--- Begin DATASET RECORDS ---

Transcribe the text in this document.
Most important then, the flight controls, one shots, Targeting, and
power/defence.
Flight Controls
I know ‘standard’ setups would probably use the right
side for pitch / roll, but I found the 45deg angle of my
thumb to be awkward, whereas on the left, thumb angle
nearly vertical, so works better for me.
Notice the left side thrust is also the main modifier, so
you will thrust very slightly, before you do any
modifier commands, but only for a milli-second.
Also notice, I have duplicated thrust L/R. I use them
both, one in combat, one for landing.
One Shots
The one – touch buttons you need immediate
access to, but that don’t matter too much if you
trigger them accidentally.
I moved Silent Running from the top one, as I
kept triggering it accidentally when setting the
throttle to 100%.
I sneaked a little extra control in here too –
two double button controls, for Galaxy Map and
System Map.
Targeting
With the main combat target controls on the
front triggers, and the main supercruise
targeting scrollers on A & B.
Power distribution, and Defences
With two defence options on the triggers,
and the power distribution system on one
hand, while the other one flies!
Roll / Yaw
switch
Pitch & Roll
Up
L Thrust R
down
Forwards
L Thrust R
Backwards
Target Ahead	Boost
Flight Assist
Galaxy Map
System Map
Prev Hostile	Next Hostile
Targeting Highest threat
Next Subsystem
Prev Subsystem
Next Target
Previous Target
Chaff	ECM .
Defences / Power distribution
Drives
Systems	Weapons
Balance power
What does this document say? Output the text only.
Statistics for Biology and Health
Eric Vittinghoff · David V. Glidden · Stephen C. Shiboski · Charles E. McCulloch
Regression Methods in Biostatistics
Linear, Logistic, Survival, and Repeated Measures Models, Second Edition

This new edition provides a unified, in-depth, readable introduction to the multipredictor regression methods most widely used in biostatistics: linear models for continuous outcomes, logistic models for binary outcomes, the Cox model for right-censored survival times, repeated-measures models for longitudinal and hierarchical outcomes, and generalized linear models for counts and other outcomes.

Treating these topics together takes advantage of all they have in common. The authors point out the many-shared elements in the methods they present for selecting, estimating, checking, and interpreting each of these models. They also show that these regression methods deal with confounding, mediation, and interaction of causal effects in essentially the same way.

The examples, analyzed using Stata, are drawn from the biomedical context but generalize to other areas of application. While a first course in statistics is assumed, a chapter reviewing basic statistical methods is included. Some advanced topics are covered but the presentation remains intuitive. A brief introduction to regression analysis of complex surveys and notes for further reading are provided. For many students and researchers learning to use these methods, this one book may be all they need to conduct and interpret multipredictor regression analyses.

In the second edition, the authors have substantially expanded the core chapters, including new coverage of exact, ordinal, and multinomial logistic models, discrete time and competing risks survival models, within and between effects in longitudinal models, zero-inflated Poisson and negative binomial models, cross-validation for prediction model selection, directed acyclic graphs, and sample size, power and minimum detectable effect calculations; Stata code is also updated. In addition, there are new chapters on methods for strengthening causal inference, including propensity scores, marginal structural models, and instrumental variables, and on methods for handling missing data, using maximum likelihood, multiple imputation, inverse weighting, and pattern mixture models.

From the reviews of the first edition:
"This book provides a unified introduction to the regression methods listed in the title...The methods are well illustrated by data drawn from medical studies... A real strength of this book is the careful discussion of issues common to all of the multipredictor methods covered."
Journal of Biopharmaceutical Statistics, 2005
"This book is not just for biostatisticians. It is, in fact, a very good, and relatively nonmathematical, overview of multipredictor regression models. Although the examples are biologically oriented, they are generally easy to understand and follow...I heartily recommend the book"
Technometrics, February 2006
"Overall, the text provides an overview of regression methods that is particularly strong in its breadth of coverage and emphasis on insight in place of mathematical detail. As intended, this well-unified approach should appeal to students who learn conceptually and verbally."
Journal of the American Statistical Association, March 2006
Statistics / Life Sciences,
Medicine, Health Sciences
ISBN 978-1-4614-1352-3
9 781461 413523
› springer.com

--- End DATASET RECORDS ---

Return each line of the data exactly as written above.

Transcribe the text in this document.
Most important then, the flight controls, one shots, Targeting, and
power/defence.
Flight Controls
I know ‘standard’ setups would probably use the right
side for pitch / roll, but I found the 45deg angle of my
thumb to be awkward, whereas on the left, thumb angle
nearly vertical, so works better for me.
Notice the left side thrust is also the main modifier, so
you will thrust very slightly, before you do any
modifier commands, but only for a milli-second.
Also notice, I have duplicated thrust L/R. I use them
both, one in combat, one for landing.
One Shots
The one – touch buttons you need immediate
access to, but that don’t matter too much if you
trigger them accidentally.
I moved Silent Running from the top one, as I
kept triggering it accidentally when setting the
throttle to 100%.
I sneaked a little extra control in here too –
two double button controls, for Galaxy Map and
System Map.
Targeting
With the main combat target controls on the
front triggers, and the main supercruise
targeting scrollers on A & B.
Power distribution, and Defences
With two defence options on the triggers,
and the power distribution system on one
hand, while the other one flies!
Roll / Yaw
switch
Pitch & Roll
Up
L Thrust R
down
Forwards
L Thrust R
Backwards
Target Ahead	Boost
Flight Assist
Galaxy Map
System Map
Prev Hostile	Next Hostile
Targeting Highest threat
Next Subsystem
Prev Subsystem
Next Target
Previous Target
Chaff	ECM .
Defences / Power distribution
Drives
Systems	Weapons
Balance power
What does this document say? Output the text only.
Statistics for Biology and Health
Eric Vittinghoff · David V. Glidden · Stephen C. Shiboski · Charles E. McCulloch
Regression Methods in Biostatistics
Linear, Logistic, Survival, and Repeated Measures Models, Second Edition

This new edition provides a unified, in-depth, readable introduction to the multipredictor regression methods most widely used in biostatistics: linear models for continuous outcomes, logistic models for binary outcomes, the Cox model for right-censored survival times, repeated-measures models for longitudinal and hierarchical outcomes, and generalized linear models for counts and other outcomes.

Treating these topics together takes advantage of all they have in common. The authors point out the many-shared elements in the methods they present for selecting, estimating, checking, and interpreting each of these models. They also show that these regression methods deal with confounding, mediation, and interaction of causal effects in essentially the same way.

The examples, analyzed using Stata, are drawn from the biomedical context but generalize to other areas of application. While a first course in statistics is assumed, a chapter reviewing basic statistical methods is included. Some advanced topics are covered but the presentation remains intuitive. A brief introduction to regression analysis of complex surveys and notes for further reading are provided. For many students and researchers learning to use these methods, this one book may be all they need to conduct and interpret multipredictor regression analyses.

In the second edition, the authors have substantially expanded the core chapters, including new coverage of exact, ordinal, and multinomial logistic models, discrete time and competing risks survival models, within and between effects in longitudinal models, zero-inflated Poisson and negative binomial models, cross-validation for prediction model selection, directed acyclic graphs, and sample size, power and minimum detectable effect calculations; Stata code is also updated. In addition, there are new chapters on methods for strengthening causal inference, including propensity scores, marginal structural models, and instrumental variables, and on methods for handling missing data, using maximum likelihood, multiple imputation, inverse weighting, and pattern mixture models.

From the reviews of the first edition:
"This book provides a unified introduction to the regression methods listed in the title...The methods are well illustrated by data drawn from medical studies... A real strength of this book is the careful discussion of issues common to all of the multipredictor methods covered."
Journal of Biopharmaceutical Statistics, 2005
"This book is not just for biostatisticians. It is, in fact, a very good, and relatively nonmathematical, overview of multipredictor regression models. Although the examples are biologically oriented, they are generally easy to understand and follow...I heartily recommend the book"
Technometrics, February 2006
"Overall, the text provides an overview of regression methods that is particularly strong in its breadth of coverage and emphasis on insight in place of mathematical detail. As intended, this well-unified approach should appeal to students who learn conceptually and verbally."
Journal of the American Statistical Association, March 2006
Statistics / Life Sciences,
Medicine, Health Sciences
ISBN 978-1-4614-1352-3
9 781461 413523
› springer.com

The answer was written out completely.